Goal » Retype the full set of records. Keep every character identical.
-- Excerpted data start --
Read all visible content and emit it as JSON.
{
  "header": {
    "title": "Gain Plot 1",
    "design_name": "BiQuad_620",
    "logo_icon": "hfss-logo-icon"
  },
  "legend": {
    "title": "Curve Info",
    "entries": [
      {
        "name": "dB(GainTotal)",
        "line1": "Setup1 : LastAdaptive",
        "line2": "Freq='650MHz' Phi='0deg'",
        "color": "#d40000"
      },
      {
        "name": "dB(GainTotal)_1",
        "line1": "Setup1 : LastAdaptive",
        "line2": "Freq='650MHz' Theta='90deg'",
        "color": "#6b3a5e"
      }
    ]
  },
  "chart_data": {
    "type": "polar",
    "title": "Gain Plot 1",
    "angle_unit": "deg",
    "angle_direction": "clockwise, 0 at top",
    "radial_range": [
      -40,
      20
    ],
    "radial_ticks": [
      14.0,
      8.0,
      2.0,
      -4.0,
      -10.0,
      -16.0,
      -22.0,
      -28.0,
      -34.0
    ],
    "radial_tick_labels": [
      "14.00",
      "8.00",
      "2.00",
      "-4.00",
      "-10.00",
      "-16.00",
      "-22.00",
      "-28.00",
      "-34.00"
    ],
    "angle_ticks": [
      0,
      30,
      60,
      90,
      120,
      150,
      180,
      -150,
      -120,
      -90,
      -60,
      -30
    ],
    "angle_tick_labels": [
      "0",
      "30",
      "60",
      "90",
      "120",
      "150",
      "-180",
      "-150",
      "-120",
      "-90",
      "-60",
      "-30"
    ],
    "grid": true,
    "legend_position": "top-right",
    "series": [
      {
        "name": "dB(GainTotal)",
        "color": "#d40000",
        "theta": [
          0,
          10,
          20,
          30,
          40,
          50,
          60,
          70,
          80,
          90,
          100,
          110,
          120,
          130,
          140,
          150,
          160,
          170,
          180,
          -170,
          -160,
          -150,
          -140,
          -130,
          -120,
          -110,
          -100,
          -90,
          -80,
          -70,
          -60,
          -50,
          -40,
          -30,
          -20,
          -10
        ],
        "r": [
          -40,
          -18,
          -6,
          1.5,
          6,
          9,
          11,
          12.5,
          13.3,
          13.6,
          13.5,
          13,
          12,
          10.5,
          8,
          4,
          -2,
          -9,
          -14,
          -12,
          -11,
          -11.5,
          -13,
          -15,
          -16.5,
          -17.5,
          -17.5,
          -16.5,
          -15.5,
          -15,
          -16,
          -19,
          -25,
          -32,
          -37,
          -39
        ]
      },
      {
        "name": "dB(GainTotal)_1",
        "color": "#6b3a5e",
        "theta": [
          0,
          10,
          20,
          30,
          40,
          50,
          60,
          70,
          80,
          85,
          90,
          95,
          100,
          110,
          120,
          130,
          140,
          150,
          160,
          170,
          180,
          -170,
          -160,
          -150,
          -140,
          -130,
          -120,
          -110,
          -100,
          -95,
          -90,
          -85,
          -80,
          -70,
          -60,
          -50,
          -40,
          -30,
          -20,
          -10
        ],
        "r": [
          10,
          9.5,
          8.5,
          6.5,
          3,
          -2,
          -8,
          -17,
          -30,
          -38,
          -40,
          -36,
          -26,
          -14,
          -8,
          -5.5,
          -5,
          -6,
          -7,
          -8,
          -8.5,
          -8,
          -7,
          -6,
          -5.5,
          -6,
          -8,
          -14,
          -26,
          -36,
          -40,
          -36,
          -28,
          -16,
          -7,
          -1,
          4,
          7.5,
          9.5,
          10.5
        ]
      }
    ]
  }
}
-- Excerpted data end --
Solution for this task »
Read all visible content and emit it as JSON.
{
  "header": {
    "title": "Gain Plot 1",
    "design_name": "BiQuad_620",
    "logo_icon": "hfss-logo-icon"
  },
  "legend": {
    "title": "Curve Info",
    "entries": [
      {
        "name": "dB(GainTotal)",
        "line1": "Setup1 : LastAdaptive",
        "line2": "Freq='650MHz' Phi='0deg'",
        "color": "#d40000"
      },
      {
        "name": "dB(GainTotal)_1",
        "line1": "Setup1 : LastAdaptive",
        "line2": "Freq='650MHz' Theta='90deg'",
        "color": "#6b3a5e"
      }
    ]
  },
  "chart_data": {
    "type": "polar",
    "title": "Gain Plot 1",
    "angle_unit": "deg",
    "angle_direction": "clockwise, 0 at top",
    "radial_range": [
      -40,
      20
    ],
    "radial_ticks": [
      14.0,
      8.0,
      2.0,
      -4.0,
      -10.0,
      -16.0,
      -22.0,
      -28.0,
      -34.0
    ],
    "radial_tick_labels": [
      "14.00",
      "8.00",
      "2.00",
      "-4.00",
      "-10.00",
      "-16.00",
      "-22.00",
      "-28.00",
      "-34.00"
    ],
    "angle_ticks": [
      0,
      30,
      60,
      90,
      120,
      150,
      180,
      -150,
      -120,
      -90,
      -60,
      -30
    ],
    "angle_tick_labels": [
      "0",
      "30",
      "60",
      "90",
      "120",
      "150",
      "-180",
      "-150",
      "-120",
      "-90",
      "-60",
      "-30"
    ],
    "grid": true,
    "legend_position": "top-right",
    "series": [
      {
        "name": "dB(GainTotal)",
        "color": "#d40000",
        "theta": [
          0,
          10,
          20,
          30,
          40,
          50,
          60,
          70,
          80,
          90,
          100,
          110,
          120,
          130,
          140,
          150,
          160,
          170,
          180,
          -170,
          -160,
          -150,
          -140,
          -130,
          -120,
          -110,
          -100,
          -90,
          -80,
          -70,
          -60,
          -50,
          -40,
          -30,
          -20,
          -10
        ],
        "r": [
          -40,
          -18,
          -6,
          1.5,
          6,
          9,
          11,
          12.5,
          13.3,
          13.6,
          13.5,
          13,
          12,
          10.5,
          8,
          4,
          -2,
          -9,
          -14,
          -12,
          -11,
          -11.5,
          -13,
          -15,
          -16.5,
          -17.5,
          -17.5,
          -16.5,
          -15.5,
          -15,
          -16,
          -19,
          -25,
          -32,
          -37,
          -39
        ]
      },
      {
        "name": "dB(GainTotal)_1",
        "color": "#6b3a5e",
        "theta": [
          0,
          10,
          20,
          30,
          40,
          50,
          60,
          70,
          80,
          85,
          90,
          95,
          100,
          110,
          120,
          130,
          140,
          150,
          160,
          170,
          180,
          -170,
          -160,
          -150,
          -140,
          -130,
          -120,
          -110,
          -100,
          -95,
          -90,
          -85,
          -80,
          -70,
          -60,
          -50,
          -40,
          -30,
          -20,
          -10
        ],
        "r": [
          10,
          9.5,
          8.5,
          6.5,
          3,
          -2,
          -8,
          -17,
          -30,
          -38,
          -40,
          -36,
          -26,
          -14,
          -8,
          -5.5,
          -5,
          -6,
          -7,
          -8,
          -8.5,
          -8,
          -7,
          -6,
          -5.5,
          -6,
          -8,
          -14,
          -26,
          -36,
          -40,
          -36,
          -28,
          -16,
          -7,
          -1,
          4,
          7.5,
          9.5,
          10.5
        ]
      }
    ]
  }
}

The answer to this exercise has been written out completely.